• [WHAT IS EXPECTED]: From the data that follows, copy every line holding the string "berdasarkan".

__________________________________________________

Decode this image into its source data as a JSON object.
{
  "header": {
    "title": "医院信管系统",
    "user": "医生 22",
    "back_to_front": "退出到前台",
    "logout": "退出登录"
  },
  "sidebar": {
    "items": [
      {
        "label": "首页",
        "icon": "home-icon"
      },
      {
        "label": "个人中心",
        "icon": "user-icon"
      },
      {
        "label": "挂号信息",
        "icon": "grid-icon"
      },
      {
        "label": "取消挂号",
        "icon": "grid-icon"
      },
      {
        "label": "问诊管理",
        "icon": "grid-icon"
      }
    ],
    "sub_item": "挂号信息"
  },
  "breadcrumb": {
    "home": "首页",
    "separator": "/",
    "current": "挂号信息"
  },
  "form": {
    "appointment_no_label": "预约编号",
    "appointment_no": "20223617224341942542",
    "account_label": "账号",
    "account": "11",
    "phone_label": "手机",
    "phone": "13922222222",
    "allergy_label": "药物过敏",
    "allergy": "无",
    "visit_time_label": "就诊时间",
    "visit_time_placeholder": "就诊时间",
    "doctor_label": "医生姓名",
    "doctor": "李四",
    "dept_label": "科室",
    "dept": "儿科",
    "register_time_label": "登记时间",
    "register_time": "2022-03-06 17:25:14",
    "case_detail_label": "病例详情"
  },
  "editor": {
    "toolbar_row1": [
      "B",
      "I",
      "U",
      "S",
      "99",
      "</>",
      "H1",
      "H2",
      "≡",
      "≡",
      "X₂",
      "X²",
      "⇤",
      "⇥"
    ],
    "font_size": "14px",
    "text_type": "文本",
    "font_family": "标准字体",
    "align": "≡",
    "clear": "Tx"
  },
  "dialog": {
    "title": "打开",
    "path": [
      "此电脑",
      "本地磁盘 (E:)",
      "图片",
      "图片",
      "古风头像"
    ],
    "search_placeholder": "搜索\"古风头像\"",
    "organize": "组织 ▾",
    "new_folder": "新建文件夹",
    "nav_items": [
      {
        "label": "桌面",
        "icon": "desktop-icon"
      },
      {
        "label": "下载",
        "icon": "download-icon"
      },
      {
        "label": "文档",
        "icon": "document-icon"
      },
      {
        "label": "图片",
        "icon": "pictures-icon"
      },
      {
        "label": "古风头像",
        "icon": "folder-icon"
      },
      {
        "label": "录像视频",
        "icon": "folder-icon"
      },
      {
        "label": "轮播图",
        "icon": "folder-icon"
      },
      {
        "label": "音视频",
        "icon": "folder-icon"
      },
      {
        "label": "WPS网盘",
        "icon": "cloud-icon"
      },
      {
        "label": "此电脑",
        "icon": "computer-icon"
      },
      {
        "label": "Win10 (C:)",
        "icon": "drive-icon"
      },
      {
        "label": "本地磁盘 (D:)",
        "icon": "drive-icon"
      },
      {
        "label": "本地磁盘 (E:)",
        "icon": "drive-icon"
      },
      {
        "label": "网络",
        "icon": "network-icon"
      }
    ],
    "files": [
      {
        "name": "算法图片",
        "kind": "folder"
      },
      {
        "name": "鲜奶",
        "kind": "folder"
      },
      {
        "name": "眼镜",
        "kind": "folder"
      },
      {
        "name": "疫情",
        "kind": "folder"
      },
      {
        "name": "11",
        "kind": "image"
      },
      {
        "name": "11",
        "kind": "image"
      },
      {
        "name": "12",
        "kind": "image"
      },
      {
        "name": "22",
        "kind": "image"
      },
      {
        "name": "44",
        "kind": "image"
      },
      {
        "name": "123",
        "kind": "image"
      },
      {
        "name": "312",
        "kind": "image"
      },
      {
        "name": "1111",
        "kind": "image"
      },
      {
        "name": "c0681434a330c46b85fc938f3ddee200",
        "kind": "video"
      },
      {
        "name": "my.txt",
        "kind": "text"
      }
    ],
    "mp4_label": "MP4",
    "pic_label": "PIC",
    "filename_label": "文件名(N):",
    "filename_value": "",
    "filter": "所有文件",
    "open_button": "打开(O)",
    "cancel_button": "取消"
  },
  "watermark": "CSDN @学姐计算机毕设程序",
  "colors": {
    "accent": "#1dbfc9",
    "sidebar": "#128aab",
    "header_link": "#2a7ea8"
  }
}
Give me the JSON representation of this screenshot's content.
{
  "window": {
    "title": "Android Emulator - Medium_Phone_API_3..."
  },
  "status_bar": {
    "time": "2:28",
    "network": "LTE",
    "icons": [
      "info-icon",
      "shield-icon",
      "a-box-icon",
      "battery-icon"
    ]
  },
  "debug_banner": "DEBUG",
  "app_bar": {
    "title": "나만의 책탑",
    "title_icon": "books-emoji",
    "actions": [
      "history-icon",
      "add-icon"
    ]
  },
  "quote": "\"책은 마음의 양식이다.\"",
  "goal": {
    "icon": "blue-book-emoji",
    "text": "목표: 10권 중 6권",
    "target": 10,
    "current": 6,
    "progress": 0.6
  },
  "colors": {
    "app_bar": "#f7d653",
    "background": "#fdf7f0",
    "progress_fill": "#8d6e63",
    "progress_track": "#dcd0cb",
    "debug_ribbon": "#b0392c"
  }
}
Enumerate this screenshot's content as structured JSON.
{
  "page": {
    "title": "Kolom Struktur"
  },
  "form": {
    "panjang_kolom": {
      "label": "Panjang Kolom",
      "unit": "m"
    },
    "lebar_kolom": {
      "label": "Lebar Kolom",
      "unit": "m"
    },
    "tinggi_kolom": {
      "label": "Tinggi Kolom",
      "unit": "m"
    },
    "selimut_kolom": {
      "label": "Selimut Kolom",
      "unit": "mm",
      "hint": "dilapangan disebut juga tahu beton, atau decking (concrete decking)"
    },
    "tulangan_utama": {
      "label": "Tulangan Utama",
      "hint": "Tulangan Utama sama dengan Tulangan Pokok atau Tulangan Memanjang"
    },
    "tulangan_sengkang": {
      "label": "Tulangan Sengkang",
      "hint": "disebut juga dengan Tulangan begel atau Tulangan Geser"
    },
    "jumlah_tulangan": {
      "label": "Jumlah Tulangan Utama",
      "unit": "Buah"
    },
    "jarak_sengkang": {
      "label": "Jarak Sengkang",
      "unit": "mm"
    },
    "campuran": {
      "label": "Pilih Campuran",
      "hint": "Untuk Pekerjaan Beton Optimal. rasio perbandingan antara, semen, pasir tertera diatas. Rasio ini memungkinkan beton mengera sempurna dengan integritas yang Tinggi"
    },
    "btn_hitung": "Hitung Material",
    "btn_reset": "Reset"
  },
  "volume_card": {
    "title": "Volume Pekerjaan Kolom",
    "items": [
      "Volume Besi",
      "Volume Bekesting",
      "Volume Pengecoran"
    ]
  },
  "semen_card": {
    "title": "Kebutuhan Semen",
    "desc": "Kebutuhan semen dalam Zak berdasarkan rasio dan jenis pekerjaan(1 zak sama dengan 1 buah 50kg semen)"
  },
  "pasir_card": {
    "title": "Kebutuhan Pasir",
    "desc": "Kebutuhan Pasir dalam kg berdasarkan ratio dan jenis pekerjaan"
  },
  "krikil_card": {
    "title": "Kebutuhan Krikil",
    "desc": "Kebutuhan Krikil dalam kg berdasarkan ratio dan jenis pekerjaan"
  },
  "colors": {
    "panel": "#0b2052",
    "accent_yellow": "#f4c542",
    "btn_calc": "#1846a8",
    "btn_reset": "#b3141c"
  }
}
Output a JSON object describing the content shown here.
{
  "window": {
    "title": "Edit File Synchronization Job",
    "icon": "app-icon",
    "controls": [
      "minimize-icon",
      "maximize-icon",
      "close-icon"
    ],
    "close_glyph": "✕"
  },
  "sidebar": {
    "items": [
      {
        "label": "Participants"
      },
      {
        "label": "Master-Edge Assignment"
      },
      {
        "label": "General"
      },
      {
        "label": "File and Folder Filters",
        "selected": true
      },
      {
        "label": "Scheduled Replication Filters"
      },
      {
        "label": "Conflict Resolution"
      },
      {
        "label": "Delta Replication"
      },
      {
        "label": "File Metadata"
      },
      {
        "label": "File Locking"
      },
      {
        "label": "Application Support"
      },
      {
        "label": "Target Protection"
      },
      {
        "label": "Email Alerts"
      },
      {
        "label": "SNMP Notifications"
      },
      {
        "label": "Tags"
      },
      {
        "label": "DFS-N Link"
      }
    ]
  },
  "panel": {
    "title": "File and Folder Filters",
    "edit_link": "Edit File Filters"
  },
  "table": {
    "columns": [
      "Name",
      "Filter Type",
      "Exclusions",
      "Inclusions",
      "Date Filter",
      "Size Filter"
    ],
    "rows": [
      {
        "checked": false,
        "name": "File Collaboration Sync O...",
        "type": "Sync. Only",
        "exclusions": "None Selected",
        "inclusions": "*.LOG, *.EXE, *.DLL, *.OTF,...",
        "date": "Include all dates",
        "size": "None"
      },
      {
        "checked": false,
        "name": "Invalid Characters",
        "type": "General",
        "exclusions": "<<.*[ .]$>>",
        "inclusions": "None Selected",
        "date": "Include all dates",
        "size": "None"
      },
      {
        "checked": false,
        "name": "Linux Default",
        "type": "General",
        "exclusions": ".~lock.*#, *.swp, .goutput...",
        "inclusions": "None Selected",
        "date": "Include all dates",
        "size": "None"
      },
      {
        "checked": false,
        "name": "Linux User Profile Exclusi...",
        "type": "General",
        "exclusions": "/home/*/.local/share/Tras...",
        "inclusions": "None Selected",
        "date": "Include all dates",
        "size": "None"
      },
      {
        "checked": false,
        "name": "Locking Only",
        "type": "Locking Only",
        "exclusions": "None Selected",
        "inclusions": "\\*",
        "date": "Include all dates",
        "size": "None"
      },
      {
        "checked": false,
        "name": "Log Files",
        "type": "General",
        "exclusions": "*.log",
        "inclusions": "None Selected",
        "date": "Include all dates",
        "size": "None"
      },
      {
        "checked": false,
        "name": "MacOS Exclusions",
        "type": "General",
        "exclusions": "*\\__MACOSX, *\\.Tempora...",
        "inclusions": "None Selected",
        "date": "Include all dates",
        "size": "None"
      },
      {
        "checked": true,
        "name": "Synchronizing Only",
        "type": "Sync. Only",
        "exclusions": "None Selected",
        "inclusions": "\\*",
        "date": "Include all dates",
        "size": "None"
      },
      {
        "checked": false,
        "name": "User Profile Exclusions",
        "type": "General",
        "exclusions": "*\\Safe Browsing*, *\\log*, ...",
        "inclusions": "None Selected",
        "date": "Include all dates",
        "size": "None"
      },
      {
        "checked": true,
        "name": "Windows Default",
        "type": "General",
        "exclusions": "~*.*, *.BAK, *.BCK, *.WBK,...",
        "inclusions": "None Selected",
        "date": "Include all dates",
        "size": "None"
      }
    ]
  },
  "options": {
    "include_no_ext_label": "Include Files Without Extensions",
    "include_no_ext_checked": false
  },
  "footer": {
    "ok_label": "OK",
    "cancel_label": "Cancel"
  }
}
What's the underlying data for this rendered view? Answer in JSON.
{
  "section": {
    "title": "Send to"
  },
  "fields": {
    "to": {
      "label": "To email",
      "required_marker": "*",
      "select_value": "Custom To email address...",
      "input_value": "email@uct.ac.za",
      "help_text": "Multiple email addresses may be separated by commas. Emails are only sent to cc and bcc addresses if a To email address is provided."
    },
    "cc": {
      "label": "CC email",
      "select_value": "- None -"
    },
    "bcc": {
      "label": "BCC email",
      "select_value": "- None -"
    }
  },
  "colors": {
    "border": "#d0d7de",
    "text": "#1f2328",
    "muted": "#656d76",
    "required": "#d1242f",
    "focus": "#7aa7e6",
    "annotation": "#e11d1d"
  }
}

__________________________________________________

• [EXERCISE RESULT]:
    "desc": "Kebutuhan semen dalam Zak berdasarkan rasio dan jenis pekerjaan(1 zak sama dengan 1 buah 50kg semen)"
    "desc": "Kebutuhan Pasir dalam kg berdasarkan ratio dan jenis pekerjaan"
    "desc": "Kebutuhan Krikil dalam kg berdasarkan ratio dan jenis pekerjaan"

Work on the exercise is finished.